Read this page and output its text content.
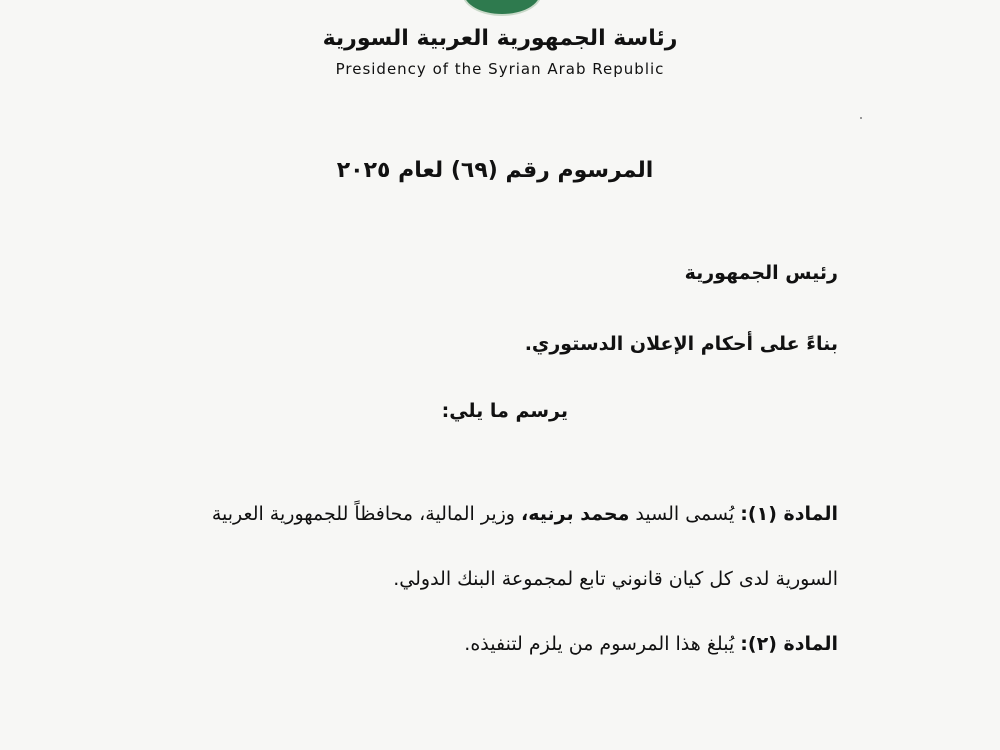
رئاسة الجمهورية العربية السورية
Presidency of the Syrian Arab Republic
المرسوم رقم (٦٩) لعام ٢٠٢٥
رئيس الجمهورية
بناءً على أحكام الإعلان الدستوري.
يرسم ما يلي:
المادة (١): يُسمى السيد محمد برنيه، وزير المالية، محافظاً للجمهورية العربية
السورية لدى كل كيان قانوني تابع لمجموعة البنك الدولي.
المادة (٢): يُبلغ هذا المرسوم من يلزم لتنفيذه.
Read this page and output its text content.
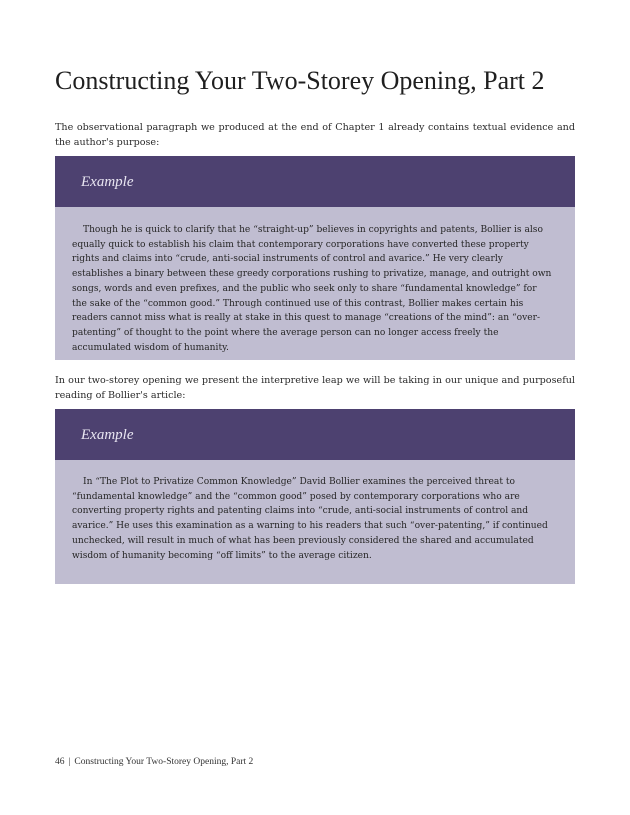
Constructing Your Two-Storey Opening, Part 2

The observational paragraph we produced at the end of Chapter 1 already contains textual evidence and the author's purpose:

Example

Though he is quick to clarify that he “straight-up” believes in copyrights and patents, Bollier is also equally quick to establish his claim that contemporary corporations have converted these property rights and claims into “crude, anti-social instruments of control and avarice.” He very clearly establishes a binary between these greedy corporations rushing to privatize, manage, and outright own songs, words and even prefixes, and the public who seek only to share “fundamental knowledge” for the sake of the “common good.” Through continued use of this contrast, Bollier makes certain his readers cannot miss what is really at stake in this quest to manage “creations of the mind”: an “over-patenting” of thought to the point where the average person can no longer access freely the accumulated wisdom of humanity.

In our two-storey opening we present the interpretive leap we will be taking in our unique and purposeful reading of Bollier's article:

Example

In “The Plot to Privatize Common Knowledge” David Bollier examines the perceived threat to “fundamental knowledge” and the “common good” posed by contemporary corporations who are converting property rights and patenting claims into “crude, anti-social instruments of control and avarice.” He uses this examination as a warning to his readers that such “over-patenting,” if continued unchecked, will result in much of what has been previously considered the shared and accumulated wisdom of humanity becoming “off limits” to the average citizen.

46 | Constructing Your Two-Storey Opening, Part 2
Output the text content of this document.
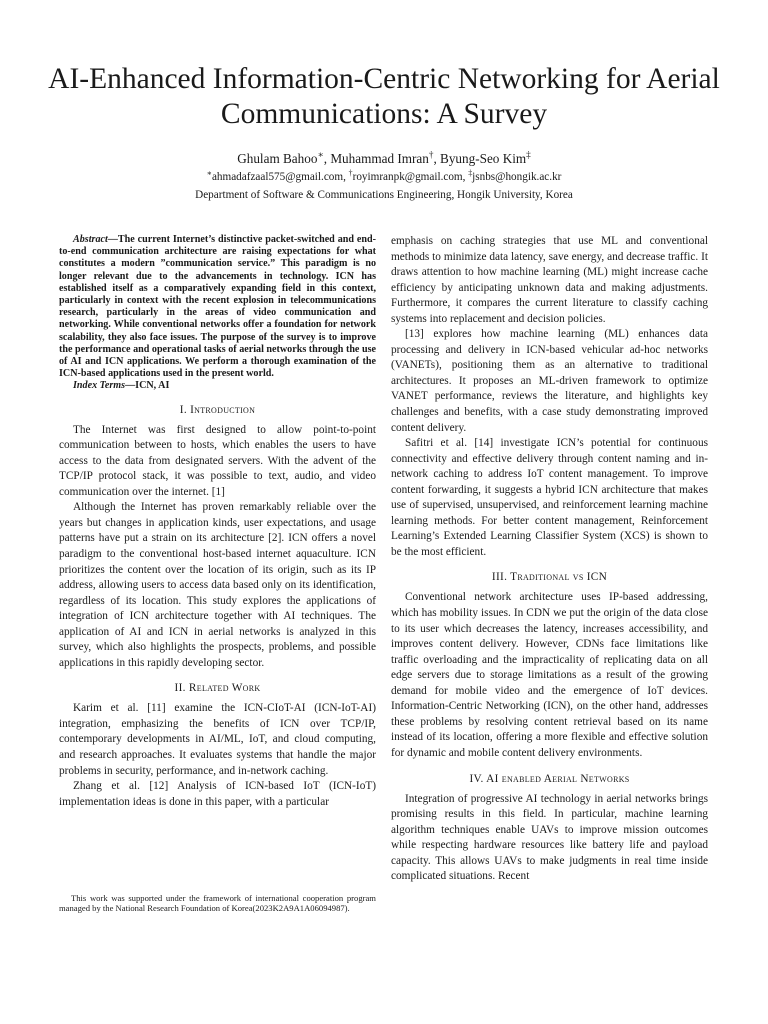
AI-Enhanced Information-Centric Networking for Aerial Communications: A Survey
Ghulam Bahoo∗, Muhammad Imran†, Byung-Seo Kim‡
∗ahmadafzaal575@gmail.com, †royimranpk@gmail.com, ‡jsnbs@hongik.ac.kr
Department of Software & Communications Engineering, Hongik University, Korea

Abstract—The current Internet’s distinctive packet-switched and end-to-end communication architecture are raising expectations for what constitutes a modern ”communication service.” This paradigm is no longer relevant due to the advancements in technology. ICN has established itself as a comparatively expanding field in this context, particularly in context with the recent explosion in telecommunications research, particularly in the areas of video communication and networking. While conventional networks offer a foundation for network scalability, they also face issues. The purpose of the survey is to improve the performance and operational tasks of aerial networks through the use of AI and ICN applications. We perform a thorough examination of the ICN-based applications used in the present world.

Index Terms—ICN, AI

I. Introduction

The Internet was first designed to allow point-to-point communication between to hosts, which enables the users to have access to the data from designated servers. With the advent of the TCP/IP protocol stack, it was possible to text, audio, and video communication over the internet. [1]

Although the Internet has proven remarkably reliable over the years but changes in application kinds, user expectations, and usage patterns have put a strain on its architecture [2]. ICN offers a novel paradigm to the conventional host-based internet aquaculture. ICN prioritizes the content over the location of its origin, such as its IP address, allowing users to access data based only on its identification, regardless of its location. This study explores the applications of integration of ICN architecture together with AI techniques. The application of AI and ICN in aerial networks is analyzed in this survey, which also highlights the prospects, problems, and possible applications in this rapidly developing sector.

II. Related Work

Karim et al. [11] examine the ICN-CIoT-AI (ICN-IoT-AI) integration, emphasizing the benefits of ICN over TCP/IP, contemporary developments in AI/ML, IoT, and cloud computing, and research approaches. It evaluates systems that handle the major problems in security, performance, and in-network caching.

Zhang et al. [12] Analysis of ICN-based IoT (ICN-IoT) implementation ideas is done in this paper, with a particular

This work was supported under the framework of international cooperation program managed by the National Research Foundation of Korea(2023K2A9A1A06094987).

emphasis on caching strategies that use ML and conventional methods to minimize data latency, save energy, and decrease traffic. It draws attention to how machine learning (ML) might increase cache efficiency by anticipating unknown data and making adjustments. Furthermore, it compares the current literature to classify caching systems into replacement and decision policies.

[13] explores how machine learning (ML) enhances data processing and delivery in ICN-based vehicular ad-hoc networks (VANETs), positioning them as an alternative to traditional architectures. It proposes an ML-driven framework to optimize VANET performance, reviews the literature, and highlights key challenges and benefits, with a case study demonstrating improved content delivery.

Safitri et al. [14] investigate ICN’s potential for continuous connectivity and effective delivery through content naming and in-network caching to address IoT content management. To improve content forwarding, it suggests a hybrid ICN architecture that makes use of supervised, unsupervised, and reinforcement learning machine learning methods. For better content management, Reinforcement Learning’s Extended Learning Classifier System (XCS) is shown to be the most efficient.

III. Traditional vs ICN

Conventional network architecture uses IP-based addressing, which has mobility issues. In CDN we put the origin of the data close to its user which decreases the latency, increases accessibility, and improves content delivery. However, CDNs face limitations like traffic overloading and the impracticality of replicating data on all edge servers due to storage limitations as a result of the growing demand for mobile video and the emergence of IoT devices. Information-Centric Networking (ICN), on the other hand, addresses these problems by resolving content retrieval based on its name instead of its location, offering a more flexible and effective solution for dynamic and mobile content delivery environments.

IV. AI enabled Aerial Networks

Integration of progressive AI technology in aerial networks brings promising results in this field. In particular, machine learning algorithm techniques enable UAVs to improve mission outcomes while respecting hardware resources like battery life and payload capacity. This allows UAVs to make judgments in real time inside complicated situations. Recent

□ □ □ □ □

EXERCISE: Select all lines in the listing that include the word "latency".

REPLY:
emphasis on caching strategies that use ML and conventional methods to minimize data latency, save energy, and decrease traffic. It draws attention to how machine learning (ML) might increase cache efficiency by anticipating unknown data and making adjustments. Furthermore, it compares the current literature to classify caching systems into replacement and decision policies.
Conventional network architecture uses IP-based addressing, which has mobility issues. In CDN we put the origin of the data close to its user which decreases the latency, increases accessibility, and improves content delivery. However, CDNs face limitations like traffic overloading and the impracticality of replicating data on all edge servers due to storage limitations as a result of the growing demand for mobile video and the emergence of IoT devices. Information-Centric Networking (ICN), on the other hand, addresses these problems by resolving content retrieval based on its name instead of its location, offering a more flexible and effective solution for dynamic and mobile content delivery environments.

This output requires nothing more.